• [What the task asks]:
Transcribe each of the records below exactly, excluding all pictures.

::::::

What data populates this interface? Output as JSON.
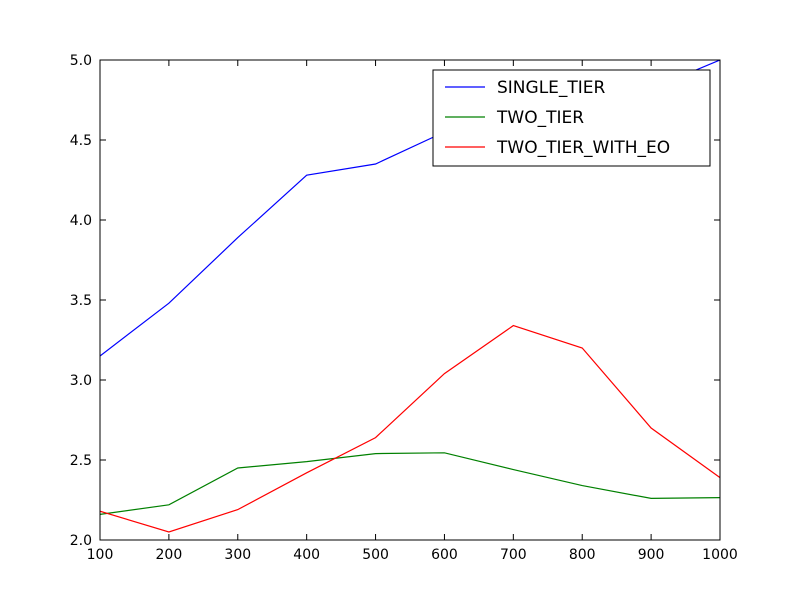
{
  "chart_data": {
    "type": "line",
    "title": "",
    "xlabel": "",
    "ylabel": "",
    "xlim": [
      100,
      1000
    ],
    "ylim": [
      2.0,
      5.0
    ],
    "x_ticks": [
      100,
      200,
      300,
      400,
      500,
      600,
      700,
      800,
      900,
      1000
    ],
    "x_tick_labels": [
      "100",
      "200",
      "300",
      "400",
      "500",
      "600",
      "700",
      "800",
      "900",
      "1000"
    ],
    "y_ticks": [
      2.0,
      2.5,
      3.0,
      3.5,
      4.0,
      4.5,
      5.0
    ],
    "y_tick_labels": [
      "2.0",
      "2.5",
      "3.0",
      "3.5",
      "4.0",
      "4.5",
      "5.0"
    ],
    "grid": false,
    "legend_position": "top-right",
    "x": [
      100,
      200,
      300,
      400,
      500,
      600,
      700,
      800,
      900,
      1000
    ],
    "series": [
      {
        "name": "SINGLE_TIER",
        "color": "#0000ff",
        "values": [
          3.15,
          3.48,
          3.89,
          4.28,
          4.35,
          4.55,
          4.75,
          4.8,
          4.82,
          5.0
        ]
      },
      {
        "name": "TWO_TIER",
        "color": "#008000",
        "values": [
          2.16,
          2.22,
          2.45,
          2.49,
          2.54,
          2.545,
          2.44,
          2.34,
          2.26,
          2.265
        ]
      },
      {
        "name": "TWO_TIER_WITH_EO",
        "color": "#ff0000",
        "values": [
          2.18,
          2.05,
          2.19,
          2.42,
          2.64,
          3.04,
          3.34,
          3.2,
          2.7,
          2.39
        ]
      }
    ]
  }
}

::::::

• [Final answer]:
What data populates this interface? Output as JSON.
{
  "chart_data": {
    "type": "line",
    "title": "",
    "xlabel": "",
    "ylabel": "",
    "xlim": [
      100,
      1000
    ],
    "ylim": [
      2.0,
      5.0
    ],
    "x_ticks": [
      100,
      200,
      300,
      400,
      500,
      600,
      700,
      800,
      900,
      1000
    ],
    "x_tick_labels": [
      "100",
      "200",
      "300",
      "400",
      "500",
      "600",
      "700",
      "800",
      "900",
      "1000"
    ],
    "y_ticks": [
      2.0,
      2.5,
      3.0,
      3.5,
      4.0,
      4.5,
      5.0
    ],
    "y_tick_labels": [
      "2.0",
      "2.5",
      "3.0",
      "3.5",
      "4.0",
      "4.5",
      "5.0"
    ],
    "grid": false,
    "legend_position": "top-right",
    "x": [
      100,
      200,
      300,
      400,
      500,
      600,
      700,
      800,
      900,
      1000
    ],
    "series": [
      {
        "name": "SINGLE_TIER",
        "color": "#0000ff",
        "values": [
          3.15,
          3.48,
          3.89,
          4.28,
          4.35,
          4.55,
          4.75,
          4.8,
          4.82,
          5.0
        ]
      },
      {
        "name": "TWO_TIER",
        "color": "#008000",
        "values": [
          2.16,
          2.22,
          2.45,
          2.49,
          2.54,
          2.545,
          2.44,
          2.34,
          2.26,
          2.265
        ]
      },
      {
        "name": "TWO_TIER_WITH_EO",
        "color": "#ff0000",
        "values": [
          2.18,
          2.05,
          2.19,
          2.42,
          2.64,
          3.04,
          3.34,
          3.2,
          2.7,
          2.39
        ]
      }
    ]
  }
}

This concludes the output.